[Source data]:
====

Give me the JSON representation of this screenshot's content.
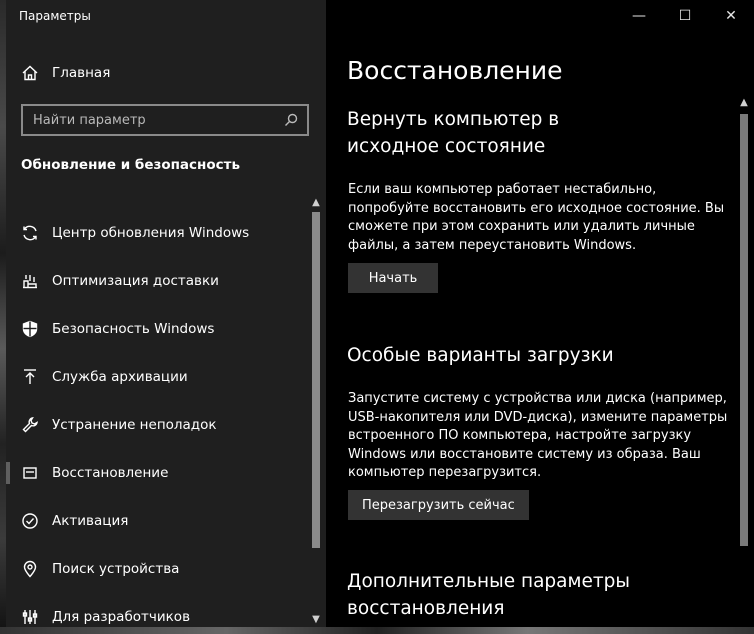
{
  "window": {
    "title": "Параметры",
    "controls": {
      "minimize": "—",
      "maximize": "☐",
      "close": "✕"
    }
  },
  "sidebar": {
    "home_label": "Главная",
    "search_placeholder": "Найти параметр",
    "section_title": "Обновление и безопасность",
    "items": [
      {
        "label": "Центр обновления Windows",
        "icon": "sync-icon"
      },
      {
        "label": "Оптимизация доставки",
        "icon": "delivery-icon"
      },
      {
        "label": "Безопасность Windows",
        "icon": "shield-icon"
      },
      {
        "label": "Служба архивации",
        "icon": "backup-icon"
      },
      {
        "label": "Устранение неполадок",
        "icon": "wrench-icon"
      },
      {
        "label": "Восстановление",
        "icon": "recovery-icon",
        "selected": true
      },
      {
        "label": "Активация",
        "icon": "check-circle-icon"
      },
      {
        "label": "Поиск устройства",
        "icon": "locate-icon"
      },
      {
        "label": "Для разработчиков",
        "icon": "developer-icon"
      }
    ]
  },
  "main": {
    "page_title": "Восстановление",
    "reset": {
      "heading": "Вернуть компьютер в исходное состояние",
      "description": "Если ваш компьютер работает нестабильно, попробуйте восстановить его исходное состояние. Вы сможете при этом сохранить или удалить личные файлы, а затем переустановить Windows.",
      "button": "Начать"
    },
    "advanced_startup": {
      "heading": "Особые варианты загрузки",
      "description": "Запустите систему с устройства или диска (например, USB-накопителя или DVD-диска), измените параметры встроенного ПО компьютера, настройте загрузку Windows или восстановите систему из образа. Ваш компьютер перезагрузится.",
      "button": "Перезагрузить сейчас"
    },
    "more_options": {
      "heading": "Дополнительные параметры восстановления"
    }
  }
}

====

Collect the lines of the records that include the string "icon".

        "icon": "sync-icon"
        "icon": "delivery-icon"
        "icon": "shield-icon"
        "icon": "backup-icon"
        "icon": "wrench-icon"
        "icon": "recovery-icon",
        "icon": "check-circle-icon"
        "icon": "locate-icon"
        "icon": "developer-icon"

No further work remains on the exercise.